Excerpts from a figure dataset →
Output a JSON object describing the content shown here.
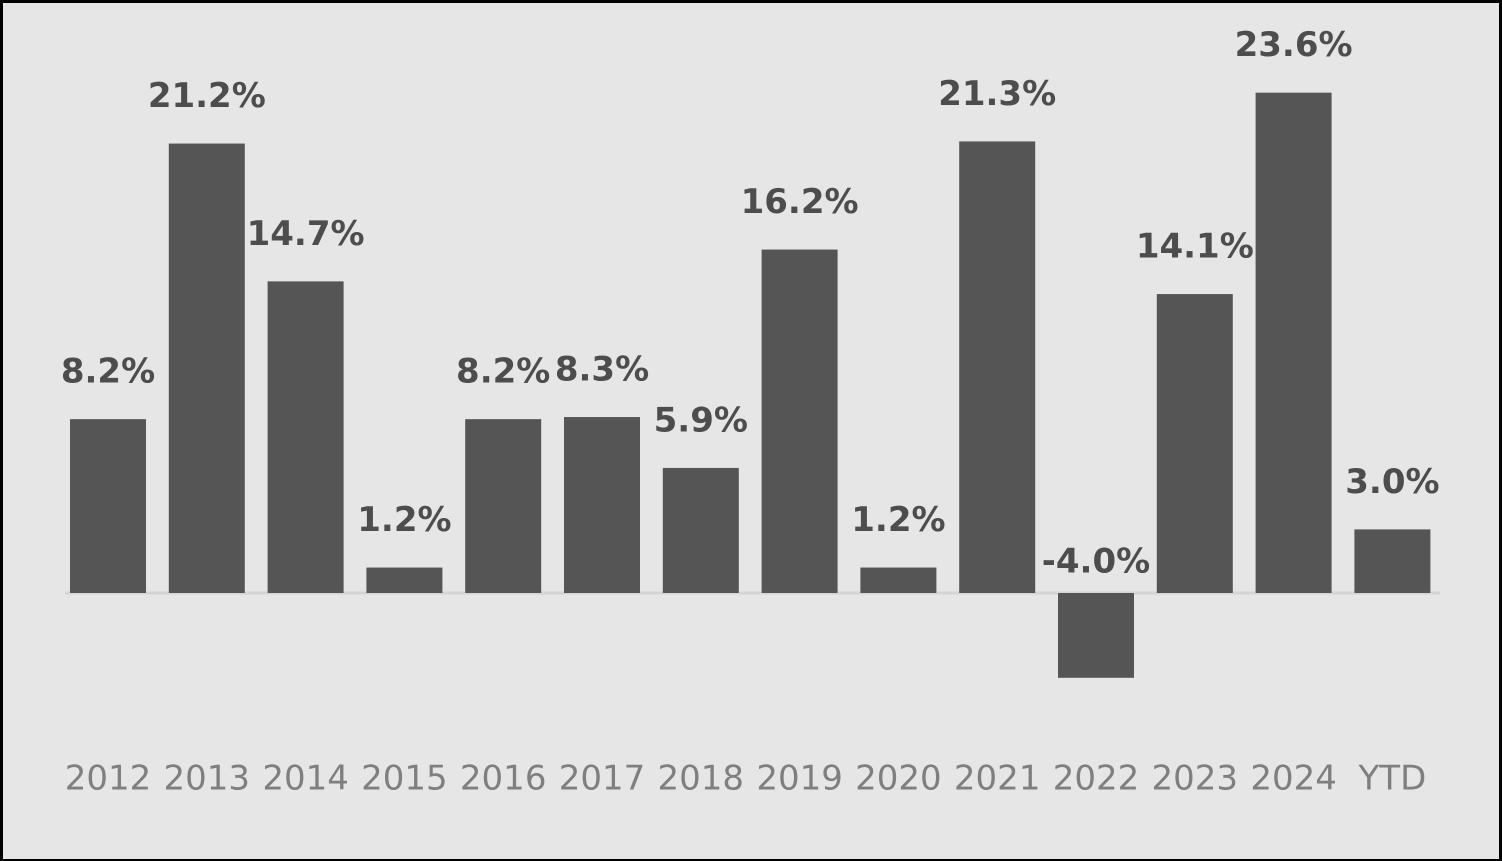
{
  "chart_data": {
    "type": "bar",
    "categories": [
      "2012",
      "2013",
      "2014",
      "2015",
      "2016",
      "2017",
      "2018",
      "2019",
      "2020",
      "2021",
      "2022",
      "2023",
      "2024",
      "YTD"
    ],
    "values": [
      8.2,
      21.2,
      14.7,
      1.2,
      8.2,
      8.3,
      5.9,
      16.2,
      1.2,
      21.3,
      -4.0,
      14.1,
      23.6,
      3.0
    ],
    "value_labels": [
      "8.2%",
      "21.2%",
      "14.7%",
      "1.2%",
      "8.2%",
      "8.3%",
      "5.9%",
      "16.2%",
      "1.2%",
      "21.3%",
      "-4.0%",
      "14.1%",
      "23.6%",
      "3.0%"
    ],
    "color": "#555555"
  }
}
...
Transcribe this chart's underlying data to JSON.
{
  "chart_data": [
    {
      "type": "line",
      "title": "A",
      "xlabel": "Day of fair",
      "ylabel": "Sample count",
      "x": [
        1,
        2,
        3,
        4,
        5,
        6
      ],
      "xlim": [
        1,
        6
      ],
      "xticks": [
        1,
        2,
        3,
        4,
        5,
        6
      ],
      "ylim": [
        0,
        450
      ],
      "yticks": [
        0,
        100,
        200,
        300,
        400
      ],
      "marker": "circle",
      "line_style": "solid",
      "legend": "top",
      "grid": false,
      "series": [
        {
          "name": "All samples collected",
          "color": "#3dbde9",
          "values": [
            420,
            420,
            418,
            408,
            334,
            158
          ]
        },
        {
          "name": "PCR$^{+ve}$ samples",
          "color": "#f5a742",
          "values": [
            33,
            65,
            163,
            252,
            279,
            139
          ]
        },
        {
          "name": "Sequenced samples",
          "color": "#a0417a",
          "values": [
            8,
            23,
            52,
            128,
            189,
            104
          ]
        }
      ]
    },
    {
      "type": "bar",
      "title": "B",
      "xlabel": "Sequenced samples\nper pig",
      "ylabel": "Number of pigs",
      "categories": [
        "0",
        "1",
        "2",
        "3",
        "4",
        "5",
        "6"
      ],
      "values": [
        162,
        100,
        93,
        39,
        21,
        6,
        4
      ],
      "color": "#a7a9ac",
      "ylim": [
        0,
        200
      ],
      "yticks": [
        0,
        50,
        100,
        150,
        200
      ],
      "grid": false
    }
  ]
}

TASK INSTRUCTIONS → Pull out every line containing "samples".

EXERCISE SOLUTION →
          "name": "All samples collected",
          "name": "PCR$^{+ve}$ samples",
          "name": "Sequenced samples",
      "xlabel": "Sequenced samples\nper pig",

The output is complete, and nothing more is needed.